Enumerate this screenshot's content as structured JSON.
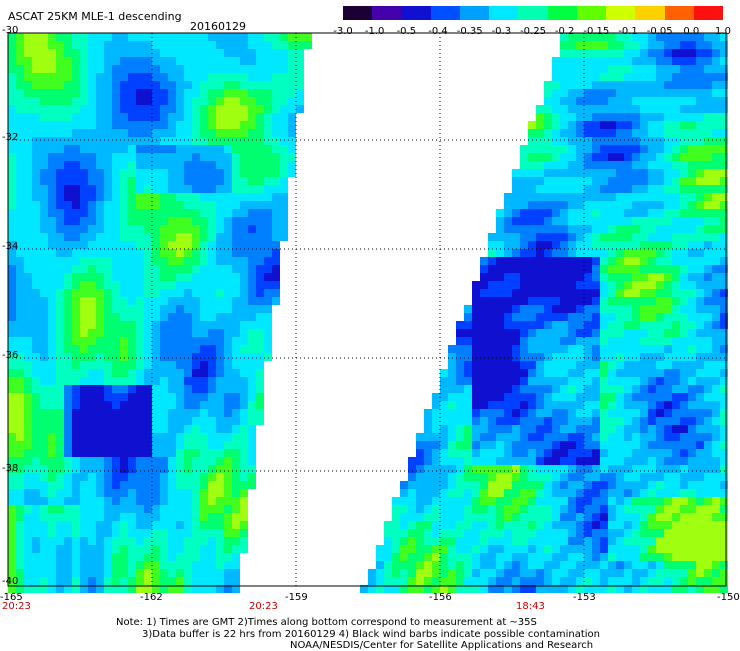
{
  "header": {
    "title": "ASCAT 25KM MLE-1 descending",
    "date": "20160129"
  },
  "colorbar": {
    "ticks": [
      "-3.0",
      "-1.0",
      "-0.5",
      "-0.4",
      "-0.35",
      "-0.3",
      "-0.25",
      "-0.2",
      "-0.15",
      "-0.1",
      "-0.05",
      "0.0",
      "1.0"
    ],
    "colors": [
      "#1a0033",
      "#4400aa",
      "#1010d0",
      "#0050ff",
      "#00a0ff",
      "#00e8ff",
      "#00ffb0",
      "#00ff40",
      "#60ff00",
      "#d0ff00",
      "#ffd000",
      "#ff6000",
      "#ff1010"
    ]
  },
  "map": {
    "lat_labels": [
      "-30",
      "-32",
      "-34",
      "-36",
      "-38",
      "-40"
    ],
    "lon_labels": [
      "-165",
      "-162",
      "-159",
      "-156",
      "-153",
      "-150"
    ],
    "time_labels": [
      "20:23",
      "20:23",
      "18:43"
    ]
  },
  "notes": {
    "line1": "Note: 1) Times are GMT 2)Times along bottom correspond to measurement at ~35S",
    "line2": "3)Data buffer is 22 hrs from 20160129 4) Black wind barbs indicate possible contamination",
    "line3": "NOAA/NESDIS/Center for Satellite Applications and Research"
  }
}
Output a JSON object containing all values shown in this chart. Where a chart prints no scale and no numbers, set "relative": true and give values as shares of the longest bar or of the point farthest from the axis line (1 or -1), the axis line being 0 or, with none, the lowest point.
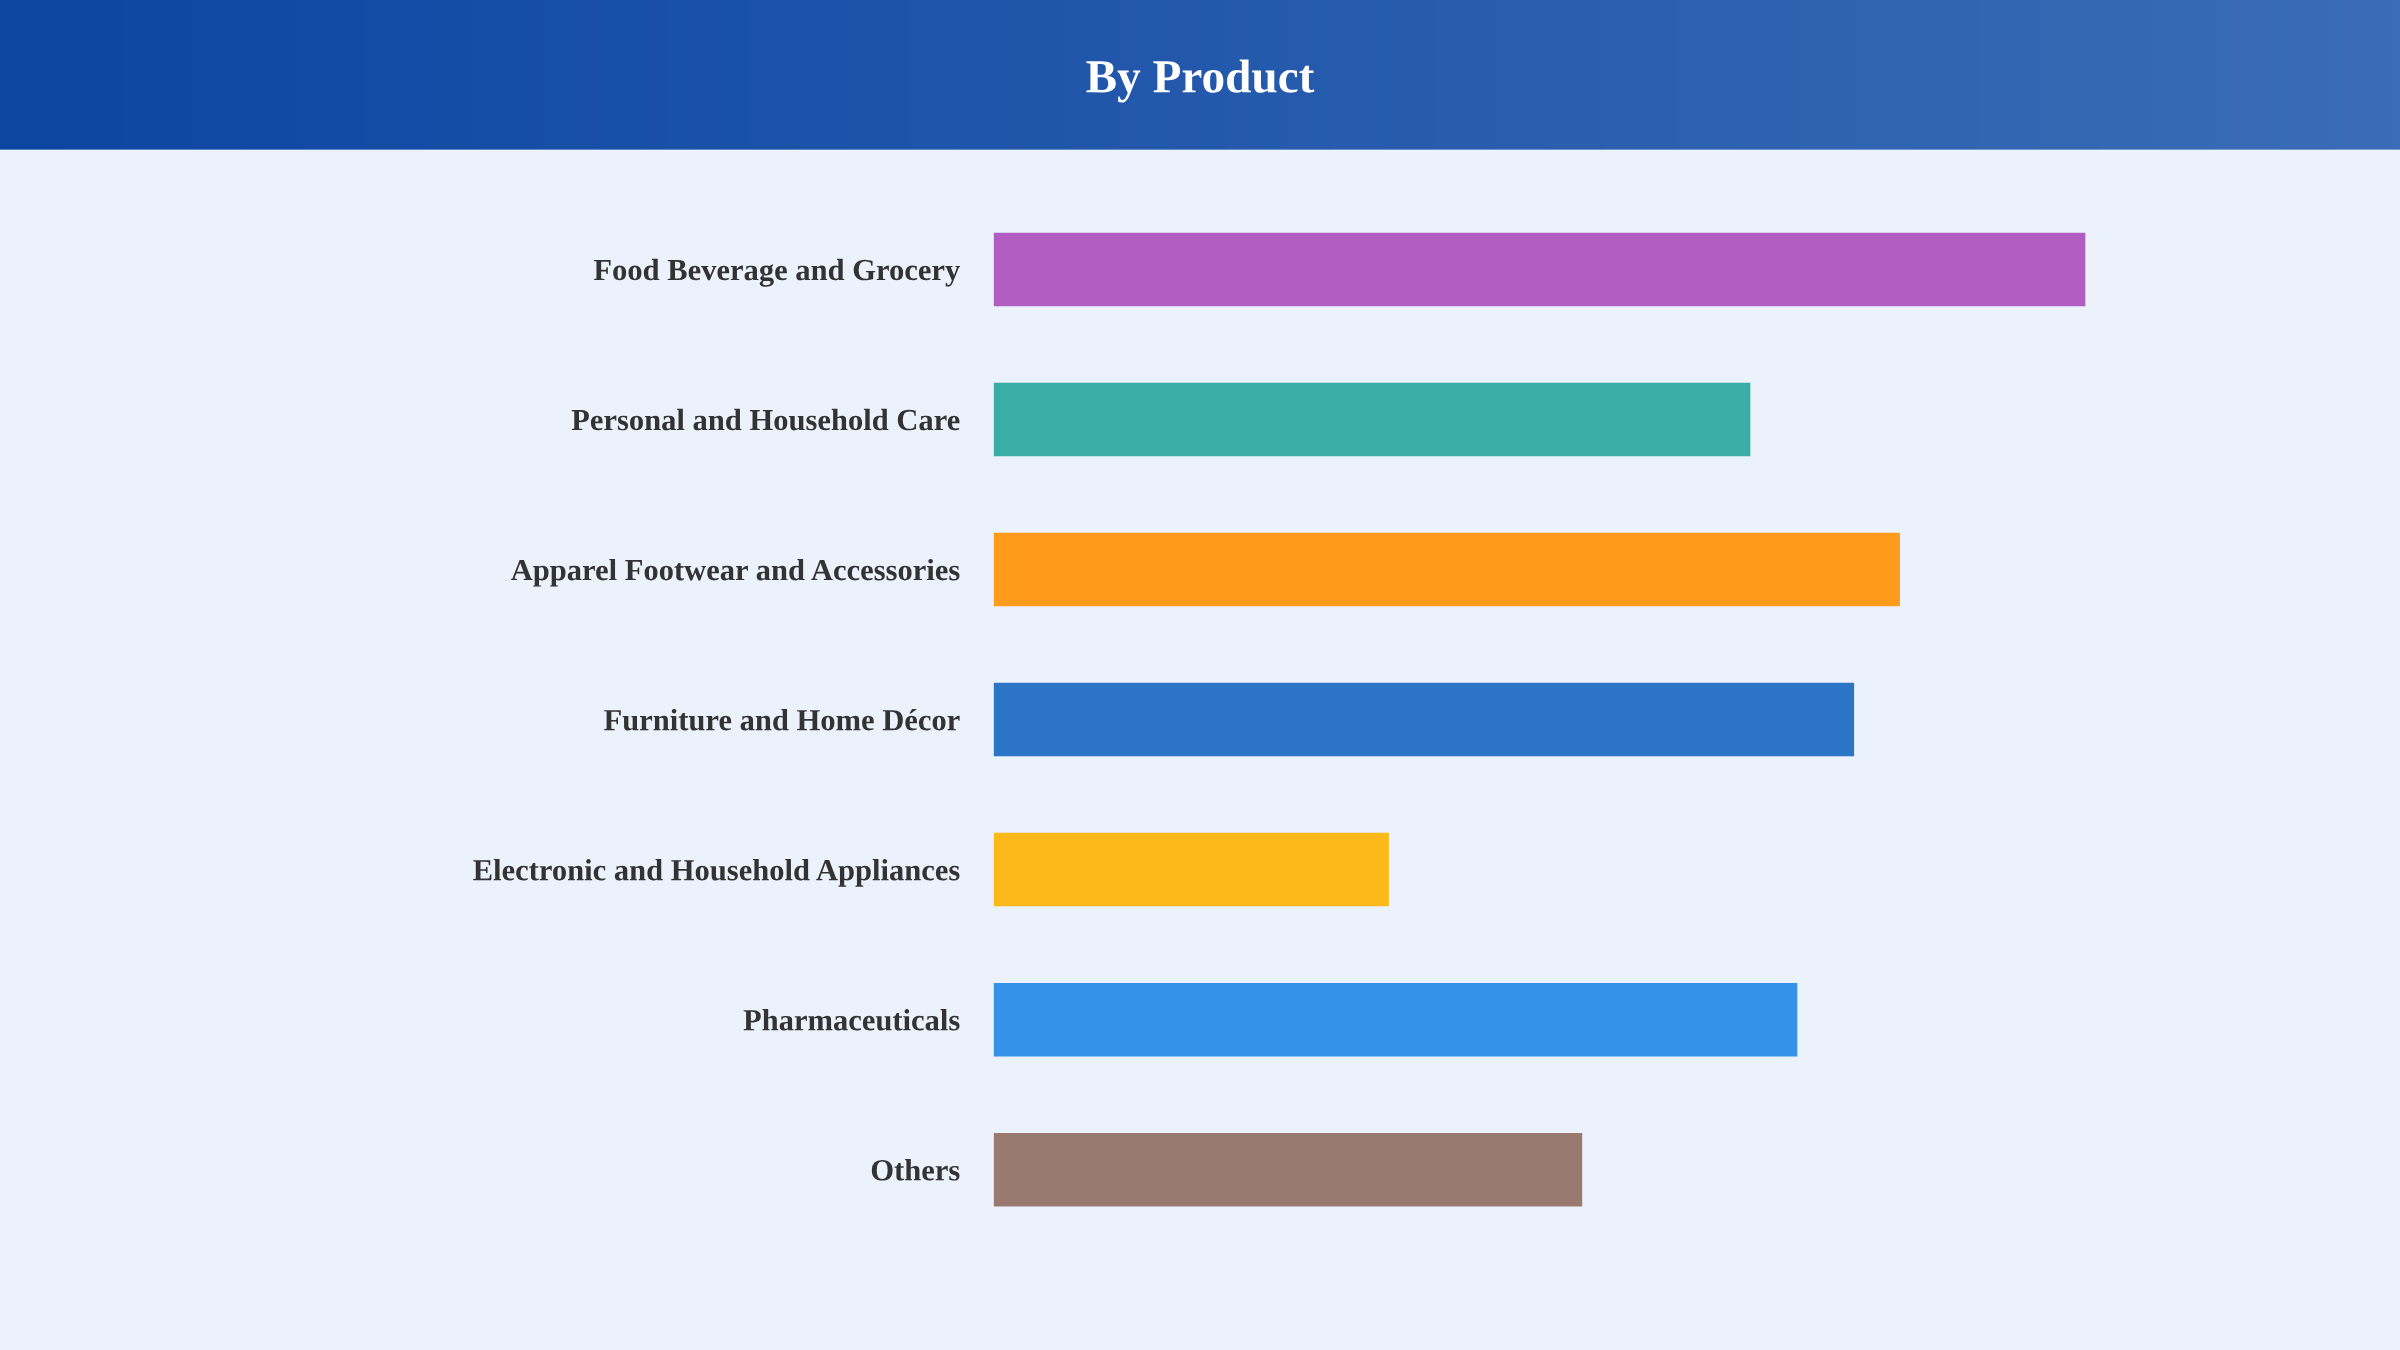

··········

WHAT THIS TASK INVOLVES:
Repeat each entry exactly as given; no pictures belong in the copy.

ANSWER FOR THE TASK:
Enumerate this screenshot's content as structured JSON.
{
  "header": {
    "title": "ASCAT 25KM MLE-1 descending",
    "date": "20160129"
  },
  "colorbar": {
    "ticks": [
      "-3.0",
      "-1.0",
      "-0.5",
      "-0.4",
      "-0.35",
      "-0.3",
      "-0.25",
      "-0.2",
      "-0.15",
      "-0.1",
      "-0.05",
      "0.0",
      "1.0"
    ],
    "colors": [
      "#1a0033",
      "#4400aa",
      "#1010d0",
      "#0050ff",
      "#00a0ff",
      "#00e8ff",
      "#00ffb0",
      "#00ff40",
      "#60ff00",
      "#d0ff00",
      "#ffd000",
      "#ff6000",
      "#ff1010"
    ]
  },
  "map": {
    "lat_labels": [
      "-30",
      "-32",
      "-34",
      "-36",
      "-38",
      "-40"
    ],
    "lon_labels": [
      "-165",
      "-162",
      "-159",
      "-156",
      "-153",
      "-150"
    ],
    "time_labels": [
      "20:23",
      "20:23",
      "18:43"
    ]
  },
  "notes": {
    "line1": "Note: 1) Times are GMT 2)Times along bottom correspond to measurement at ~35S",
    "line2": "3)Data buffer is 22 hrs from 20160129 4) Black wind barbs indicate possible contamination",
    "line3": "NOAA/NESDIS/Center for Satellite Applications and Research"
  }
}
Output a JSON object containing all values shown in this chart. Where a chart prints no scale and no numbers, set "relative": true and give values as shares of the longest bar or of the point farthest from the axis line (1 or -1), the axis line being 0 or, with none, the lowest point.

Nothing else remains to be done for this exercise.